Set exercise: Using the data below, repeat all of it precisely.

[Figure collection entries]
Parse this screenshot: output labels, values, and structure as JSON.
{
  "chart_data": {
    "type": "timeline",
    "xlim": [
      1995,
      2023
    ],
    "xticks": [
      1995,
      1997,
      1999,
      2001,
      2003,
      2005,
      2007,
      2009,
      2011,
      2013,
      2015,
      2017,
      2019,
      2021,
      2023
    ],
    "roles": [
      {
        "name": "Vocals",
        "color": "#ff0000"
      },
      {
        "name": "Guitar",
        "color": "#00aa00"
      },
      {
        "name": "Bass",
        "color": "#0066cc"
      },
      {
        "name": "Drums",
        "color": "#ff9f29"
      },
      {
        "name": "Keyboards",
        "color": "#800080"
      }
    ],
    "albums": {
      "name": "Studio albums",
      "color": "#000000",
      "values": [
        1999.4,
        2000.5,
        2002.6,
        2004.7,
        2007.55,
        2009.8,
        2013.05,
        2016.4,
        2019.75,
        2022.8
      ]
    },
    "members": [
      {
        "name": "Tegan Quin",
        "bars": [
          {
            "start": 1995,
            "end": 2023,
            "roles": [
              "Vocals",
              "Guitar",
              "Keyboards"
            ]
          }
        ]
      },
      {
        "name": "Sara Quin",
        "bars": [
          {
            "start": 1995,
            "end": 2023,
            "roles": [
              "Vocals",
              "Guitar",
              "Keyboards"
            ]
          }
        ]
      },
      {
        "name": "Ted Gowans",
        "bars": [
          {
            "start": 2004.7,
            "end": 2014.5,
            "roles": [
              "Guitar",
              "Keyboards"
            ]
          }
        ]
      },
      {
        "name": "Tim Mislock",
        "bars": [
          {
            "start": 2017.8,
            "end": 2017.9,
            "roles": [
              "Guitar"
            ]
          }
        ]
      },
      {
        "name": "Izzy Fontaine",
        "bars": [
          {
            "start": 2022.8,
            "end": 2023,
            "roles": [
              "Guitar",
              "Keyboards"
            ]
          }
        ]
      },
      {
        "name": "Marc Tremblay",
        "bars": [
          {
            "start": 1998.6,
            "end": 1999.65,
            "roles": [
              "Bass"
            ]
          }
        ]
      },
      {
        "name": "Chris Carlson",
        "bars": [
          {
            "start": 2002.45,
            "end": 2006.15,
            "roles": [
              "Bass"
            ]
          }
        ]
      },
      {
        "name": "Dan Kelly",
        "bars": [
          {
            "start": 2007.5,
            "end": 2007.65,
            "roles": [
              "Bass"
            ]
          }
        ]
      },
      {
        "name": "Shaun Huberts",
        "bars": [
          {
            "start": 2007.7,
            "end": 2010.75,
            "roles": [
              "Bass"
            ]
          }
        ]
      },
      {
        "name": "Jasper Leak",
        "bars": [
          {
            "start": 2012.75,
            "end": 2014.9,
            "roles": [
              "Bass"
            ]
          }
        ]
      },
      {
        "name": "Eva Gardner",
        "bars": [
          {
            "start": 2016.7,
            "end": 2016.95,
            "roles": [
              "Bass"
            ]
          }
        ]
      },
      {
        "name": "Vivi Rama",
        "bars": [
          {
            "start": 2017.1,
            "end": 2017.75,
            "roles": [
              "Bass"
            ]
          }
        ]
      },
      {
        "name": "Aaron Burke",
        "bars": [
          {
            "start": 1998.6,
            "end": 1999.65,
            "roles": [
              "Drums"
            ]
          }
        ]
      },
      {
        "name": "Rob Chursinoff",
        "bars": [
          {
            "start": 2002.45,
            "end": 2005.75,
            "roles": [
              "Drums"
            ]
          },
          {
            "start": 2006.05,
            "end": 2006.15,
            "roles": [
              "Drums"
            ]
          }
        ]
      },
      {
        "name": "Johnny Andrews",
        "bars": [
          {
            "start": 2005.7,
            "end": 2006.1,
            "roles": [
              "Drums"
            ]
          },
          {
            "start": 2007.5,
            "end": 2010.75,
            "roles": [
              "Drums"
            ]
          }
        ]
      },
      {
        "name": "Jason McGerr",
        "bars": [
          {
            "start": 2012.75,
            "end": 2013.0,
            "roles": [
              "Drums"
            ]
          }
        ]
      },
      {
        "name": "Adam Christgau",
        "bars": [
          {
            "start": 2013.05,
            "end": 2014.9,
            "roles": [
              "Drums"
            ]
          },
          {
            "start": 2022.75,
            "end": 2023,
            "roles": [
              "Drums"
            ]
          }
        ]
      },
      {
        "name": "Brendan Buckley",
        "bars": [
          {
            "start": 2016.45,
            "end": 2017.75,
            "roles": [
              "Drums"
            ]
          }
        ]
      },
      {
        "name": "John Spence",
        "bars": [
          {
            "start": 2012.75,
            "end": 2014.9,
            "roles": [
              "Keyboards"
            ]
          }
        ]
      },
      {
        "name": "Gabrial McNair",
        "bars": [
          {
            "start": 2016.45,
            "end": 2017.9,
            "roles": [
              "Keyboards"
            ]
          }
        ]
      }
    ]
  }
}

Solution to this problem:
Parse this screenshot: output labels, values, and structure as JSON.
{
  "chart_data": {
    "type": "timeline",
    "xlim": [
      1995,
      2023
    ],
    "xticks": [
      1995,
      1997,
      1999,
      2001,
      2003,
      2005,
      2007,
      2009,
      2011,
      2013,
      2015,
      2017,
      2019,
      2021,
      2023
    ],
    "roles": [
      {
        "name": "Vocals",
        "color": "#ff0000"
      },
      {
        "name": "Guitar",
        "color": "#00aa00"
      },
      {
        "name": "Bass",
        "color": "#0066cc"
      },
      {
        "name": "Drums",
        "color": "#ff9f29"
      },
      {
        "name": "Keyboards",
        "color": "#800080"
      }
    ],
    "albums": {
      "name": "Studio albums",
      "color": "#000000",
      "values": [
        1999.4,
        2000.5,
        2002.6,
        2004.7,
        2007.55,
        2009.8,
        2013.05,
        2016.4,
        2019.75,
        2022.8
      ]
    },
    "members": [
      {
        "name": "Tegan Quin",
        "bars": [
          {
            "start": 1995,
            "end": 2023,
            "roles": [
              "Vocals",
              "Guitar",
              "Keyboards"
            ]
          }
        ]
      },
      {
        "name": "Sara Quin",
        "bars": [
          {
            "start": 1995,
            "end": 2023,
            "roles": [
              "Vocals",
              "Guitar",
              "Keyboards"
            ]
          }
        ]
      },
      {
        "name": "Ted Gowans",
        "bars": [
          {
            "start": 2004.7,
            "end": 2014.5,
            "roles": [
              "Guitar",
              "Keyboards"
            ]
          }
        ]
      },
      {
        "name": "Tim Mislock",
        "bars": [
          {
            "start": 2017.8,
            "end": 2017.9,
            "roles": [
              "Guitar"
            ]
          }
        ]
      },
      {
        "name": "Izzy Fontaine",
        "bars": [
          {
            "start": 2022.8,
            "end": 2023,
            "roles": [
              "Guitar",
              "Keyboards"
            ]
          }
        ]
      },
      {
        "name": "Marc Tremblay",
        "bars": [
          {
            "start": 1998.6,
            "end": 1999.65,
            "roles": [
              "Bass"
            ]
          }
        ]
      },
      {
        "name": "Chris Carlson",
        "bars": [
          {
            "start": 2002.45,
            "end": 2006.15,
            "roles": [
              "Bass"
            ]
          }
        ]
      },
      {
        "name": "Dan Kelly",
        "bars": [
          {
            "start": 2007.5,
            "end": 2007.65,
            "roles": [
              "Bass"
            ]
          }
        ]
      },
      {
        "name": "Shaun Huberts",
        "bars": [
          {
            "start": 2007.7,
            "end": 2010.75,
            "roles": [
              "Bass"
            ]
          }
        ]
      },
      {
        "name": "Jasper Leak",
        "bars": [
          {
            "start": 2012.75,
            "end": 2014.9,
            "roles": [
              "Bass"
            ]
          }
        ]
      },
      {
        "name": "Eva Gardner",
        "bars": [
          {
            "start": 2016.7,
            "end": 2016.95,
            "roles": [
              "Bass"
            ]
          }
        ]
      },
      {
        "name": "Vivi Rama",
        "bars": [
          {
            "start": 2017.1,
            "end": 2017.75,
            "roles": [
              "Bass"
            ]
          }
        ]
      },
      {
        "name": "Aaron Burke",
        "bars": [
          {
            "start": 1998.6,
            "end": 1999.65,
            "roles": [
              "Drums"
            ]
          }
        ]
      },
      {
        "name": "Rob Chursinoff",
        "bars": [
          {
            "start": 2002.45,
            "end": 2005.75,
            "roles": [
              "Drums"
            ]
          },
          {
            "start": 2006.05,
            "end": 2006.15,
            "roles": [
              "Drums"
            ]
          }
        ]
      },
      {
        "name": "Johnny Andrews",
        "bars": [
          {
            "start": 2005.7,
            "end": 2006.1,
            "roles": [
              "Drums"
            ]
          },
          {
            "start": 2007.5,
            "end": 2010.75,
            "roles": [
              "Drums"
            ]
          }
        ]
      },
      {
        "name": "Jason McGerr",
        "bars": [
          {
            "start": 2012.75,
            "end": 2013.0,
            "roles": [
              "Drums"
            ]
          }
        ]
      },
      {
        "name": "Adam Christgau",
        "bars": [
          {
            "start": 2013.05,
            "end": 2014.9,
            "roles": [
              "Drums"
            ]
          },
          {
            "start": 2022.75,
            "end": 2023,
            "roles": [
              "Drums"
            ]
          }
        ]
      },
      {
        "name": "Brendan Buckley",
        "bars": [
          {
            "start": 2016.45,
            "end": 2017.75,
            "roles": [
              "Drums"
            ]
          }
        ]
      },
      {
        "name": "John Spence",
        "bars": [
          {
            "start": 2012.75,
            "end": 2014.9,
            "roles": [
              "Keyboards"
            ]
          }
        ]
      },
      {
        "name": "Gabrial McNair",
        "bars": [
          {
            "start": 2016.45,
            "end": 2017.9,
            "roles": [
              "Keyboards"
            ]
          }
        ]
      }
    ]
  }
}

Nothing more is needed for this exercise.